Your goal - Track down each line that has the word "STELIB" and copy it.
╭──
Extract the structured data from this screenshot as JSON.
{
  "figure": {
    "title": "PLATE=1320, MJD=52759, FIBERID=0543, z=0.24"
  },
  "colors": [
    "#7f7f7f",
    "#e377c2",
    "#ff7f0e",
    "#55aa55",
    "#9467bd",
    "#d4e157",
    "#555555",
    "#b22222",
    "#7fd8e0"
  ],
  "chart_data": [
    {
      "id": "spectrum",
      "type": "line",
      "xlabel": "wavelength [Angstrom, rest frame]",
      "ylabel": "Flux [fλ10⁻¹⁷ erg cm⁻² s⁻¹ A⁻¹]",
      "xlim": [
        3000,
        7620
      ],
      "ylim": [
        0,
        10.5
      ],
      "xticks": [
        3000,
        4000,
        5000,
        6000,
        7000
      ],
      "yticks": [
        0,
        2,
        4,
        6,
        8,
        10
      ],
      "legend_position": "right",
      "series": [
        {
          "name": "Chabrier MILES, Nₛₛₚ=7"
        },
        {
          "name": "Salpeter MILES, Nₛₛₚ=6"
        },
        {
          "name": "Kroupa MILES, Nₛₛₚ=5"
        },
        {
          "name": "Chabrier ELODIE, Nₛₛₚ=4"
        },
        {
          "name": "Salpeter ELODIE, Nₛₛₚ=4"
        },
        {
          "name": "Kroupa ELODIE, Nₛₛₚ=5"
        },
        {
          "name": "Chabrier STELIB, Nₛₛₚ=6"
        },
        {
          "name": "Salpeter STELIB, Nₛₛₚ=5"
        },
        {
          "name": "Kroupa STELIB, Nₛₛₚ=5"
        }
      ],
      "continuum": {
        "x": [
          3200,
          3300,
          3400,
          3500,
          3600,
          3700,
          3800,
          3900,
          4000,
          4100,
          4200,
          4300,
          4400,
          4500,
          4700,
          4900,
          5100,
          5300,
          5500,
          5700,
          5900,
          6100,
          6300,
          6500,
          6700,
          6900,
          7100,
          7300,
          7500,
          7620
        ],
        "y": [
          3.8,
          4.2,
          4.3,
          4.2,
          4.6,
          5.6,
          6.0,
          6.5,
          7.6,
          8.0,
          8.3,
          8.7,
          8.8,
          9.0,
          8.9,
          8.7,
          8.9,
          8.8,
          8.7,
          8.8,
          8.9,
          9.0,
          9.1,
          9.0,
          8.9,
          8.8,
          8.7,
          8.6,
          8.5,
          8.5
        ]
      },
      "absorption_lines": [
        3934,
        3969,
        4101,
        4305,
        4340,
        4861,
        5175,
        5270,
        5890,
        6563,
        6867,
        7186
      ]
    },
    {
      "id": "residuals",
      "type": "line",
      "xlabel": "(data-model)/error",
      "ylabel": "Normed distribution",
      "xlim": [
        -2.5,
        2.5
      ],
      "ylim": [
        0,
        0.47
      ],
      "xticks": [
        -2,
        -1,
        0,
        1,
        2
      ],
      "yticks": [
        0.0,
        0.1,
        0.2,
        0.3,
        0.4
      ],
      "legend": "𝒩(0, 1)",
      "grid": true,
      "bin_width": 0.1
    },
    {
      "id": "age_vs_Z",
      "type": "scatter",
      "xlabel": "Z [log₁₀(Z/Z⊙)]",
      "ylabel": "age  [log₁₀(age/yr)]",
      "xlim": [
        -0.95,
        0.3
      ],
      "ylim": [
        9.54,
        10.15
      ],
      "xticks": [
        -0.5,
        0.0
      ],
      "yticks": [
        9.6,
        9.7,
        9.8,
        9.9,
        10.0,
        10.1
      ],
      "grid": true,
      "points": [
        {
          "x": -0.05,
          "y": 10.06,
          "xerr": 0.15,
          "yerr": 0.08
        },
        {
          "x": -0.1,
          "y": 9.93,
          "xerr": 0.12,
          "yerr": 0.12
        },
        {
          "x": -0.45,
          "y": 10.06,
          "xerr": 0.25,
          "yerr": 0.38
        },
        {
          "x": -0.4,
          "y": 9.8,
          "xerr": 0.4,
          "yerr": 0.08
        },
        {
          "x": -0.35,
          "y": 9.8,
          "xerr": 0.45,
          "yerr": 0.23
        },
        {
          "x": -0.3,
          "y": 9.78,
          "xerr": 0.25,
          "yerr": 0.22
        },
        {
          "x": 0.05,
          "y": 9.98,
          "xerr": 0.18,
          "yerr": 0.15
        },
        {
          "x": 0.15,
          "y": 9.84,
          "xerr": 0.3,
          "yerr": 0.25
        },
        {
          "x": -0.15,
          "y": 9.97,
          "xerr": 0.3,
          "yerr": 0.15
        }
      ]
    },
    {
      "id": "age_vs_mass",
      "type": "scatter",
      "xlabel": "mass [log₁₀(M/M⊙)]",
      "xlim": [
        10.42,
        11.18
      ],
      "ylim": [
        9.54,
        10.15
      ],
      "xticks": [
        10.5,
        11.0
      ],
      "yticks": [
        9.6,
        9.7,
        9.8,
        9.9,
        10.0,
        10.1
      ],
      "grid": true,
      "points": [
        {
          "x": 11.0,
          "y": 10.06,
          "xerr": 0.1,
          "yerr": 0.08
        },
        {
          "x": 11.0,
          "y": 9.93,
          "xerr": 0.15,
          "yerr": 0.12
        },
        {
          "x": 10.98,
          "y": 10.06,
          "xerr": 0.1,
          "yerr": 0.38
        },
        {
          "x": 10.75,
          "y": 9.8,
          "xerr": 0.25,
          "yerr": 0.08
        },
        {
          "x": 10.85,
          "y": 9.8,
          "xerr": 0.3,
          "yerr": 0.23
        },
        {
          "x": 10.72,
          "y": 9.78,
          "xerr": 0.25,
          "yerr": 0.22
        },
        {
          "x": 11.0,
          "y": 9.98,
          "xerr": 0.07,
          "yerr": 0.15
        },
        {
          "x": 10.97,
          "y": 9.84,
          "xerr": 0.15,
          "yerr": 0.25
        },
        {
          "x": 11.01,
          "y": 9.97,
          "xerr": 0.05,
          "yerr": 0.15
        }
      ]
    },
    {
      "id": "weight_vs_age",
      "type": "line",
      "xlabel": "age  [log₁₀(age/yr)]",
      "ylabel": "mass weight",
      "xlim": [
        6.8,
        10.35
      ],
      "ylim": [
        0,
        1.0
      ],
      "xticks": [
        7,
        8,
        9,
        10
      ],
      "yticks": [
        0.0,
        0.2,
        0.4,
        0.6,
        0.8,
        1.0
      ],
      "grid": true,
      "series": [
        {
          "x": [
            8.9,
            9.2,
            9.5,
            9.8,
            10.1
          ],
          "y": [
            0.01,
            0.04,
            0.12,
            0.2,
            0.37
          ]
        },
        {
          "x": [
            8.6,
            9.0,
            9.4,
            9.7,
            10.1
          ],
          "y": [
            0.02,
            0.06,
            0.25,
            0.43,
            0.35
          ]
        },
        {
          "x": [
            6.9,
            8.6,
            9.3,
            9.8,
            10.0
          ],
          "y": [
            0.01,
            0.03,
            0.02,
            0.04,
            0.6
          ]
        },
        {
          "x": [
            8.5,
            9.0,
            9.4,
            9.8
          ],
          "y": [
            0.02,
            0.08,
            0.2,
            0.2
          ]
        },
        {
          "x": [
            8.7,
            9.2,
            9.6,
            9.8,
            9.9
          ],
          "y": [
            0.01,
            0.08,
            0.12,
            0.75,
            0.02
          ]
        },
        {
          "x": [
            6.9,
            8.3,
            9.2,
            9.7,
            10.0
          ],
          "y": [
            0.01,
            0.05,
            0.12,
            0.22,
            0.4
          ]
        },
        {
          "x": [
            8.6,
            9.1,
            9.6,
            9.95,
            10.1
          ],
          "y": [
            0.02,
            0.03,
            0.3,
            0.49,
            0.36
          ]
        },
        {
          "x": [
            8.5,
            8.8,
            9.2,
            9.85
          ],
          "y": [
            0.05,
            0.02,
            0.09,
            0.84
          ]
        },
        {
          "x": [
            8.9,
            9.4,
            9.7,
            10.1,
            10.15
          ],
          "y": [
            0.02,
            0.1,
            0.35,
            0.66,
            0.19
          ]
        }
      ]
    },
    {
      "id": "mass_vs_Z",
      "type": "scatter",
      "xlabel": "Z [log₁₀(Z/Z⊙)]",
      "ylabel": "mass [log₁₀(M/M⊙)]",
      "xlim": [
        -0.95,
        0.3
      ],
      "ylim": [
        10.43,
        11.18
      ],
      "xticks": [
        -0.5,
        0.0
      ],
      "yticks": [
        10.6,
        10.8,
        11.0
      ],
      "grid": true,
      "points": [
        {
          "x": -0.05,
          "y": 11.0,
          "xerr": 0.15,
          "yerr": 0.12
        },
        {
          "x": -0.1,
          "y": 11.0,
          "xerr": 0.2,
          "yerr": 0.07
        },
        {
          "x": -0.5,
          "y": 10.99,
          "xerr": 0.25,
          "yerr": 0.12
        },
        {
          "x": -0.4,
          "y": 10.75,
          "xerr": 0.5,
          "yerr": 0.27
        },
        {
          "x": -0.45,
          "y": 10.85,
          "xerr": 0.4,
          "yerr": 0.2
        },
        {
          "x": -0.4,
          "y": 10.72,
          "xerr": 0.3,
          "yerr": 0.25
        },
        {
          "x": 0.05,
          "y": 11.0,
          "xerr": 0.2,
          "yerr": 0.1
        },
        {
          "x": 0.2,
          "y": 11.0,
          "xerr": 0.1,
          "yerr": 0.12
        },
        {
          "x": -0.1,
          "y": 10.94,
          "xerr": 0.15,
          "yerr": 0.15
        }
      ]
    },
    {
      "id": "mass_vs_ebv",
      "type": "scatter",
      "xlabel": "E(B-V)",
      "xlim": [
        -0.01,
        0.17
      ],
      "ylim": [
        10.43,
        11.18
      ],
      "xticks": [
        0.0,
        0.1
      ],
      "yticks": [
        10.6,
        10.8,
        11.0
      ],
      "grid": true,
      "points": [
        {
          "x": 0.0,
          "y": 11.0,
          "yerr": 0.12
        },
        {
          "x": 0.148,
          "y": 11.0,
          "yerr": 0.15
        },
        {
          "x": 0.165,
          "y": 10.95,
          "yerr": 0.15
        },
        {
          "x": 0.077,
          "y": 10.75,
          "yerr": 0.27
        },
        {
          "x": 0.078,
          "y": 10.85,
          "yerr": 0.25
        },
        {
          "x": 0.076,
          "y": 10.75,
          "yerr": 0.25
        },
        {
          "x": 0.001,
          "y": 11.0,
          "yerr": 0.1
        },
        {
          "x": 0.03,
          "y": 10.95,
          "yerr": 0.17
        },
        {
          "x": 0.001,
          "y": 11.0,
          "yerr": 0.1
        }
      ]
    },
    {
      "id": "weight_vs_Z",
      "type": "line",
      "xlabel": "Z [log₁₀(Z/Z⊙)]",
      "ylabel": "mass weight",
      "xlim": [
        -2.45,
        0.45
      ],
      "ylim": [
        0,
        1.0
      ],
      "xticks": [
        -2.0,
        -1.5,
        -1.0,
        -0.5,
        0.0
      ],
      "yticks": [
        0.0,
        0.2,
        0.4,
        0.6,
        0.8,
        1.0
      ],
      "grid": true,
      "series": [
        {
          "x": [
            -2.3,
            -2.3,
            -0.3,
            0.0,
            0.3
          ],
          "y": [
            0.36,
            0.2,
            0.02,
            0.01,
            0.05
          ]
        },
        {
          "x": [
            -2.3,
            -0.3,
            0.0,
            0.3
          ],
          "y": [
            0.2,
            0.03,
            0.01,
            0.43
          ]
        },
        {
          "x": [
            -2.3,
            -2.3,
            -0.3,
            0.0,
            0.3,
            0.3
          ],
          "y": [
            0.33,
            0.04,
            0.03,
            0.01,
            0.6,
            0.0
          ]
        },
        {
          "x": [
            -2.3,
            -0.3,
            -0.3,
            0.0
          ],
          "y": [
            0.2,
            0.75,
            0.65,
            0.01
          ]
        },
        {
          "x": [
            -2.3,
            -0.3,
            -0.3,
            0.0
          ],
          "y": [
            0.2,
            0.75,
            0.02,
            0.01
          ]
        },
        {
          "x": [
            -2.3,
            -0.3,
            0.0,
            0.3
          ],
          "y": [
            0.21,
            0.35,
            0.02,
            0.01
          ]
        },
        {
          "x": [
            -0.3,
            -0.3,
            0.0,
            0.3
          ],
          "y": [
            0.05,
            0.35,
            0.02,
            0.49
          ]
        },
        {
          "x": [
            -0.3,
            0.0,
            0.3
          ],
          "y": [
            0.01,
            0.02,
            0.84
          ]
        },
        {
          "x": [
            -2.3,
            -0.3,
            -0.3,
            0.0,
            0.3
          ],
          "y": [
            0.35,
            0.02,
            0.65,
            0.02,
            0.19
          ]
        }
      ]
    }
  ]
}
╰──
Answer below -
          "name": "Chabrier STELIB, Nₛₛₚ=6"
          "name": "Salpeter STELIB, Nₛₛₚ=5"
          "name": "Kroupa STELIB, Nₛₛₚ=5"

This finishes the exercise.